=== Dataset content ===

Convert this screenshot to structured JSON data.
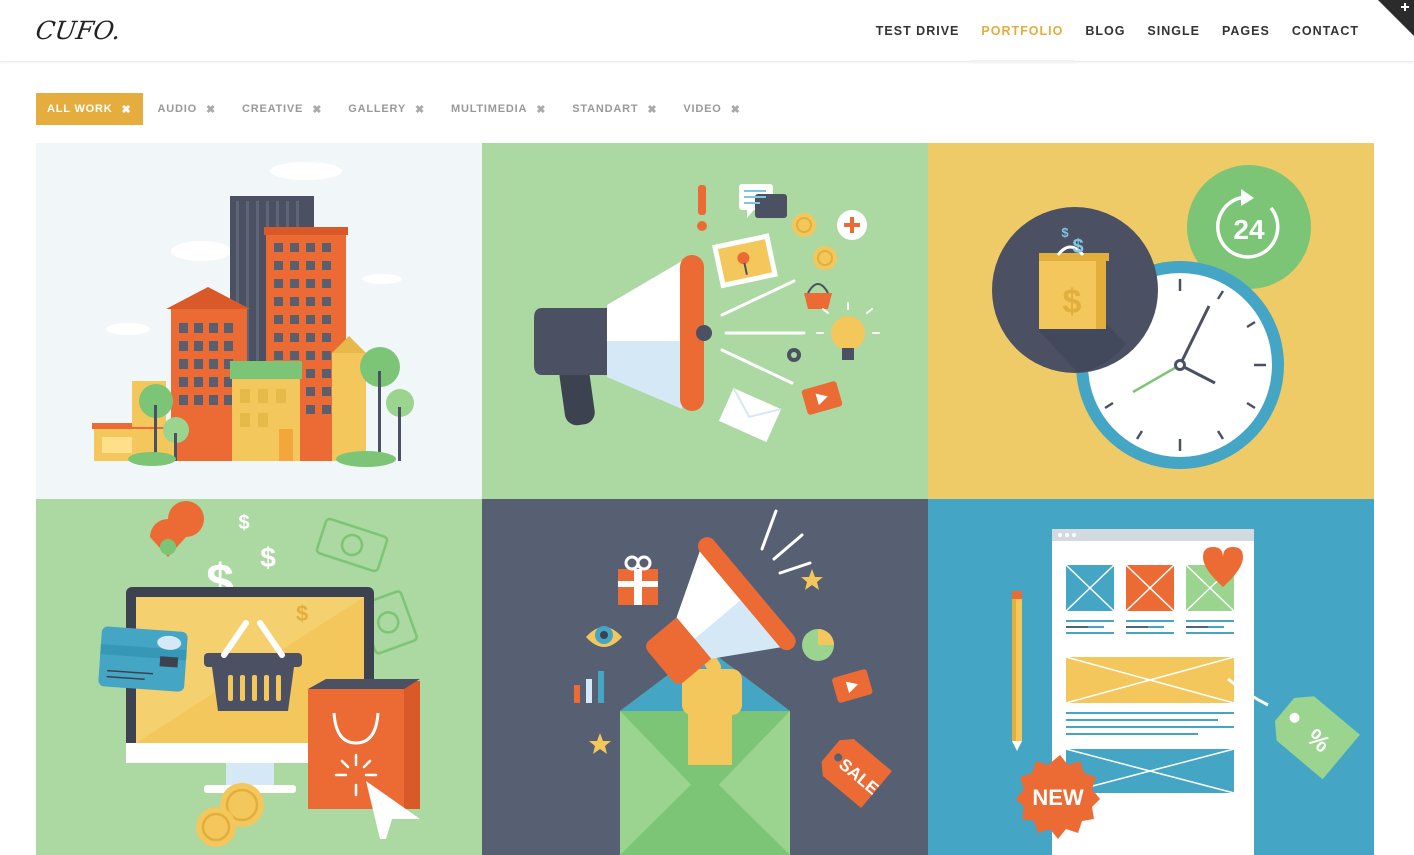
{
  "site": {
    "logo": "CUFO."
  },
  "nav": {
    "items": [
      {
        "label": "TEST DRIVE",
        "active": false
      },
      {
        "label": "PORTFOLIO",
        "active": true
      },
      {
        "label": "BLOG",
        "active": false
      },
      {
        "label": "SINGLE",
        "active": false
      },
      {
        "label": "PAGES",
        "active": false
      },
      {
        "label": "CONTACT",
        "active": false
      }
    ],
    "corner_icon": "plus-icon"
  },
  "filters": {
    "items": [
      {
        "label": "ALL WORK",
        "active": true
      },
      {
        "label": "AUDIO",
        "active": false
      },
      {
        "label": "CREATIVE",
        "active": false
      },
      {
        "label": "GALLERY",
        "active": false
      },
      {
        "label": "MULTIMEDIA",
        "active": false
      },
      {
        "label": "STANDART",
        "active": false
      },
      {
        "label": "VIDEO",
        "active": false
      }
    ],
    "remove_glyph": "✖"
  },
  "colors": {
    "accent": "#e5ac3e",
    "tile_city": "#f1f7f8",
    "tile_megaphone": "#acd8a2",
    "tile_clock": "#eecb66",
    "tile_shop": "#acd8a2",
    "tile_promo": "#575f72",
    "tile_web": "#44a5c4"
  },
  "tiles": {
    "clock_badge": "24",
    "new_badge": "NEW",
    "sale_tag": "SALE",
    "percent_tag": "%",
    "dollar": "$"
  }
}
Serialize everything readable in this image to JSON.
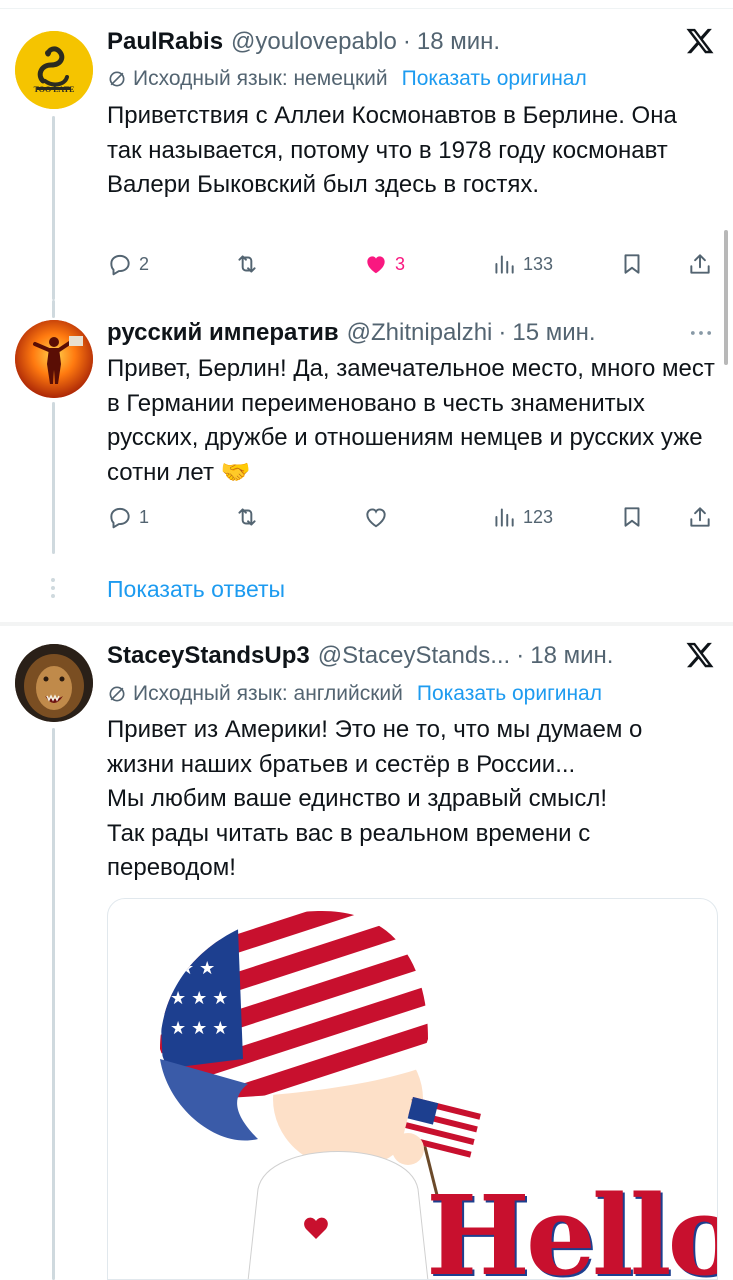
{
  "tweets": [
    {
      "name": "PaulRabis",
      "handle": "@youlovepablo",
      "dot": "·",
      "time": "18 мин.",
      "avatar_text": "TOO LATE",
      "lang_note": "Исходный язык: немецкий",
      "lang_link": "Показать оригинал",
      "text": "Приветствия с Аллеи Космонавтов в Берлине. Она так называется, потому что в 1978 году космонавт Валери Быковский был здесь в гостях.",
      "replies": "2",
      "likes": "3",
      "views": "133",
      "liked": true
    },
    {
      "name": "русский императив",
      "handle": "@Zhitnipalzhi",
      "dot": "·",
      "time": "15 мин.",
      "text": "Привет, Берлин! Да, замечательное место, много мест в Германии переименовано в честь знаменитых русских, дружбе и отношениям немцев и русских уже сотни лет 🤝",
      "replies": "1",
      "views": "123",
      "liked": false
    },
    {
      "name": "StaceyStandsUp3",
      "handle": "@StaceyStands...",
      "dot": "·",
      "time": "18 мин.",
      "lang_note": "Исходный язык: английский",
      "lang_link": "Показать оригинал",
      "text_lines": [
        "Привет из Америки! Это не то, что мы думаем о",
        "жизни наших братьев и сестёр в России...",
        "Мы любим ваше единство и здравый смысл!",
        "Так рады читать вас в реальном времени с",
        "переводом!"
      ],
      "media_text": "Hello"
    }
  ],
  "show_replies": "Показать ответы",
  "colors": {
    "accent": "#1d9bf0",
    "like": "#f91880",
    "muted": "#536471",
    "text": "#0f1419"
  },
  "icons": [
    "x-logo-icon",
    "translate-icon",
    "reply-icon",
    "retweet-icon",
    "heart-icon",
    "views-icon",
    "bookmark-icon",
    "share-icon",
    "more-icon"
  ]
}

===

Only lines with the word "this" should be collected from the material.

### The solution
Convert this screenshot to structured JSON data.
Serialize everything readable in this image to JSON.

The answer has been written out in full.